* Begin *

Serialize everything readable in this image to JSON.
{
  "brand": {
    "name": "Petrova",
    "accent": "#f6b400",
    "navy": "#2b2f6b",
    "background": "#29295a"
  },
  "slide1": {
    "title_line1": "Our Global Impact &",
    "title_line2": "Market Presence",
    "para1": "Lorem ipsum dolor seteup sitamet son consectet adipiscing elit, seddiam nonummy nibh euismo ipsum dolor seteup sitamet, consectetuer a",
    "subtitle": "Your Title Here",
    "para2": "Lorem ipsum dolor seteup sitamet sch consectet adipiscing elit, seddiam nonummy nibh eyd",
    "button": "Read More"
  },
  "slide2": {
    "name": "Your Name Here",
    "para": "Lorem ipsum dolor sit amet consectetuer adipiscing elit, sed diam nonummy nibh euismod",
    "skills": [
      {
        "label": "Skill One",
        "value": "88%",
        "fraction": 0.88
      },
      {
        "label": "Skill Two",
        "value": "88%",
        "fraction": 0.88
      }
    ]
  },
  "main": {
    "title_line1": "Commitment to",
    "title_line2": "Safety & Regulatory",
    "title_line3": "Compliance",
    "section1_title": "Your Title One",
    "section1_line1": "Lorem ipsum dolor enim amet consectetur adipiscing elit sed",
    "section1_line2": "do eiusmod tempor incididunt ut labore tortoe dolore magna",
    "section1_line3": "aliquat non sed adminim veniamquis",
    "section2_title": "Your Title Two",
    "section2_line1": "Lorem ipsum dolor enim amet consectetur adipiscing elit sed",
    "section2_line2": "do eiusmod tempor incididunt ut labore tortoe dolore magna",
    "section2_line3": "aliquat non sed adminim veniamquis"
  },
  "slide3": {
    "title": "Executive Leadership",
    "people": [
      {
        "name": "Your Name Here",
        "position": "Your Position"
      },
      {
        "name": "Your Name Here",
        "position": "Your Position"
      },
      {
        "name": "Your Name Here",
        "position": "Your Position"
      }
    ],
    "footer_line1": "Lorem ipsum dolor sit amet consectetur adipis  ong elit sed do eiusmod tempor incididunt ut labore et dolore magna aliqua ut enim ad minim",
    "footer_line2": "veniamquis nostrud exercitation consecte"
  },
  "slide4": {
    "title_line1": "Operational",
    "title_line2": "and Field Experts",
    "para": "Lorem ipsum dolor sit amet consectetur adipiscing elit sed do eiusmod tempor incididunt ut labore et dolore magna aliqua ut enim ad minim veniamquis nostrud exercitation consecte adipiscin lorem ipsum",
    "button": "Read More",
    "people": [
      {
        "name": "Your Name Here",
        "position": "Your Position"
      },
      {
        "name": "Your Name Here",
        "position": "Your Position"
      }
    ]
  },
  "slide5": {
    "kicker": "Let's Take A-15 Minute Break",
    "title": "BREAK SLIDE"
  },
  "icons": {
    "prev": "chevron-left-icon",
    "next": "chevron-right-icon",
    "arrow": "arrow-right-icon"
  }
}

* End *

## REQUIREMENTS
Quote the data in full, keeping each word unchanged.

## ANSWER TO THIS PROBLEM
Serialize everything readable in this image to JSON.
{
  "brand": {
    "name": "Petrova",
    "accent": "#f6b400",
    "navy": "#2b2f6b",
    "background": "#29295a"
  },
  "slide1": {
    "title_line1": "Our Global Impact &",
    "title_line2": "Market Presence",
    "para1": "Lorem ipsum dolor seteup sitamet son consectet adipiscing elit, seddiam nonummy nibh euismo ipsum dolor seteup sitamet, consectetuer a",
    "subtitle": "Your Title Here",
    "para2": "Lorem ipsum dolor seteup sitamet sch consectet adipiscing elit, seddiam nonummy nibh eyd",
    "button": "Read More"
  },
  "slide2": {
    "name": "Your Name Here",
    "para": "Lorem ipsum dolor sit amet consectetuer adipiscing elit, sed diam nonummy nibh euismod",
    "skills": [
      {
        "label": "Skill One",
        "value": "88%",
        "fraction": 0.88
      },
      {
        "label": "Skill Two",
        "value": "88%",
        "fraction": 0.88
      }
    ]
  },
  "main": {
    "title_line1": "Commitment to",
    "title_line2": "Safety & Regulatory",
    "title_line3": "Compliance",
    "section1_title": "Your Title One",
    "section1_line1": "Lorem ipsum dolor enim amet consectetur adipiscing elit sed",
    "section1_line2": "do eiusmod tempor incididunt ut labore tortoe dolore magna",
    "section1_line3": "aliquat non sed adminim veniamquis",
    "section2_title": "Your Title Two",
    "section2_line1": "Lorem ipsum dolor enim amet consectetur adipiscing elit sed",
    "section2_line2": "do eiusmod tempor incididunt ut labore tortoe dolore magna",
    "section2_line3": "aliquat non sed adminim veniamquis"
  },
  "slide3": {
    "title": "Executive Leadership",
    "people": [
      {
        "name": "Your Name Here",
        "position": "Your Position"
      },
      {
        "name": "Your Name Here",
        "position": "Your Position"
      },
      {
        "name": "Your Name Here",
        "position": "Your Position"
      }
    ],
    "footer_line1": "Lorem ipsum dolor sit amet consectetur adipis  ong elit sed do eiusmod tempor incididunt ut labore et dolore magna aliqua ut enim ad minim",
    "footer_line2": "veniamquis nostrud exercitation consecte"
  },
  "slide4": {
    "title_line1": "Operational",
    "title_line2": "and Field Experts",
    "para": "Lorem ipsum dolor sit amet consectetur adipiscing elit sed do eiusmod tempor incididunt ut labore et dolore magna aliqua ut enim ad minim veniamquis nostrud exercitation consecte adipiscin lorem ipsum",
    "button": "Read More",
    "people": [
      {
        "name": "Your Name Here",
        "position": "Your Position"
      },
      {
        "name": "Your Name Here",
        "position": "Your Position"
      }
    ]
  },
  "slide5": {
    "kicker": "Let's Take A-15 Minute Break",
    "title": "BREAK SLIDE"
  },
  "icons": {
    "prev": "chevron-left-icon",
    "next": "chevron-right-icon",
    "arrow": "arrow-right-icon"
  }
}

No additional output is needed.